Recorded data
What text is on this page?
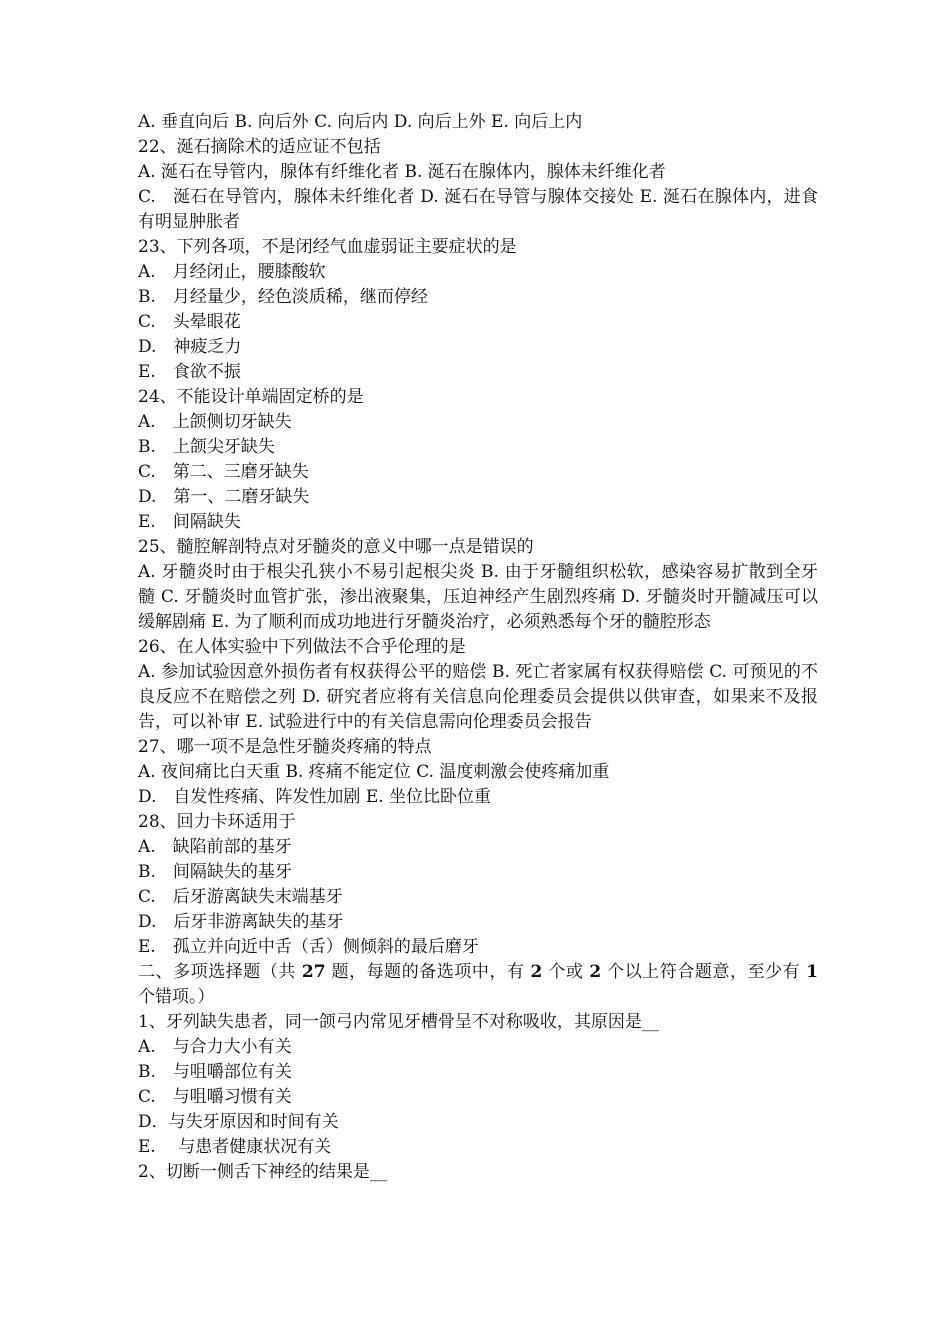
A. 垂直向后 B. 向后外 C. 向后内 D. 向后上外 E. 向后上内

22、涎石摘除术的适应证不包括

A. 涎石在导管内，腺体有纤维化者 B. 涎石在腺体内，腺体未纤维化者

C.　涎石在导管内，腺体未纤维化者 D. 涎石在导管与腺体交接处 E. 涎石在腺体内，进食有明显肿胀者

23、下列各项，不是闭经气血虚弱证主要症状的是

A.　月经闭止，腰膝酸软

B.　月经量少，经色淡质稀，继而停经

C.　头晕眼花

D.　神疲乏力

E.　食欲不振

24、不能设计单端固定桥的是

A.　上颌侧切牙缺失

B.　上颌尖牙缺失

C.　第二、三磨牙缺失

D.　第一、二磨牙缺失

E.　间隔缺失

25、髓腔解剖特点对牙髓炎的意义中哪一点是错误的

A. 牙髓炎时由于根尖孔狭小不易引起根尖炎 B. 由于牙髓组织松软，感染容易扩散到全牙髓 C. 牙髓炎时血管扩张，渗出液聚集，压迫神经产生剧烈疼痛 D. 牙髓炎时开髓减压可以缓解剧痛 E. 为了顺利而成功地进行牙髓炎治疗，必须熟悉每个牙的髓腔形态

26、在人体实验中下列做法不合乎伦理的是

A. 参加试验因意外损伤者有权获得公平的赔偿 B. 死亡者家属有权获得赔偿 C. 可预见的不良反应不在赔偿之列 D. 研究者应将有关信息向伦理委员会提供以供审查，如果来不及报告，可以补审 E. 试验进行中的有关信息需向伦理委员会报告

27、哪一项不是急性牙髓炎疼痛的特点

A. 夜间痛比白天重 B. 疼痛不能定位 C. 温度刺激会使疼痛加重

D.　自发性疼痛、阵发性加剧 E. 坐位比卧位重

28、回力卡环适用于

A.　缺陷前部的基牙

B.　间隔缺失的基牙

C.　后牙游离缺失末端基牙

D.　后牙非游离缺失的基牙

E.　孤立并向近中舌（舌）侧倾斜的最后磨牙

二、多项选择题（共 27 题，每题的备选项中，有 2 个或 2 个以上符合题意，至少有 1 个错项。）

1、牙列缺失患者，同一颌弓内常见牙槽骨呈不对称吸收，其原因是__

A.　与合力大小有关

B.　与咀嚼部位有关

C.　与咀嚼习惯有关

D．与失牙原因和时间有关

E.　 与患者健康状况有关

2、切断一侧舌下神经的结果是__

◆ What is expected
Repeat the listing in full and exactly. Leave any pictures out.

◆ Exercise result
What text is on this page?
A. 垂直向后 B. 向后外 C. 向后内 D. 向后上外 E. 向后上内

22、涎石摘除术的适应证不包括

A. 涎石在导管内，腺体有纤维化者 B. 涎石在腺体内，腺体未纤维化者

C.　涎石在导管内，腺体未纤维化者 D. 涎石在导管与腺体交接处 E. 涎石在腺体内，进食有明显肿胀者

23、下列各项，不是闭经气血虚弱证主要症状的是

A.　月经闭止，腰膝酸软

B.　月经量少，经色淡质稀，继而停经

C.　头晕眼花

D.　神疲乏力

E.　食欲不振

24、不能设计单端固定桥的是

A.　上颌侧切牙缺失

B.　上颌尖牙缺失

C.　第二、三磨牙缺失

D.　第一、二磨牙缺失

E.　间隔缺失

25、髓腔解剖特点对牙髓炎的意义中哪一点是错误的

A. 牙髓炎时由于根尖孔狭小不易引起根尖炎 B. 由于牙髓组织松软，感染容易扩散到全牙髓 C. 牙髓炎时血管扩张，渗出液聚集，压迫神经产生剧烈疼痛 D. 牙髓炎时开髓减压可以缓解剧痛 E. 为了顺利而成功地进行牙髓炎治疗，必须熟悉每个牙的髓腔形态

26、在人体实验中下列做法不合乎伦理的是

A. 参加试验因意外损伤者有权获得公平的赔偿 B. 死亡者家属有权获得赔偿 C. 可预见的不良反应不在赔偿之列 D. 研究者应将有关信息向伦理委员会提供以供审查，如果来不及报告，可以补审 E. 试验进行中的有关信息需向伦理委员会报告

27、哪一项不是急性牙髓炎疼痛的特点

A. 夜间痛比白天重 B. 疼痛不能定位 C. 温度刺激会使疼痛加重

D.　自发性疼痛、阵发性加剧 E. 坐位比卧位重

28、回力卡环适用于

A.　缺陷前部的基牙

B.　间隔缺失的基牙

C.　后牙游离缺失末端基牙

D.　后牙非游离缺失的基牙

E.　孤立并向近中舌（舌）侧倾斜的最后磨牙

二、多项选择题（共 27 题，每题的备选项中，有 2 个或 2 个以上符合题意，至少有 1 个错项。）

1、牙列缺失患者，同一颌弓内常见牙槽骨呈不对称吸收，其原因是__

A.　与合力大小有关

B.　与咀嚼部位有关

C.　与咀嚼习惯有关

D．与失牙原因和时间有关

E.　 与患者健康状况有关

2、切断一侧舌下神经的结果是__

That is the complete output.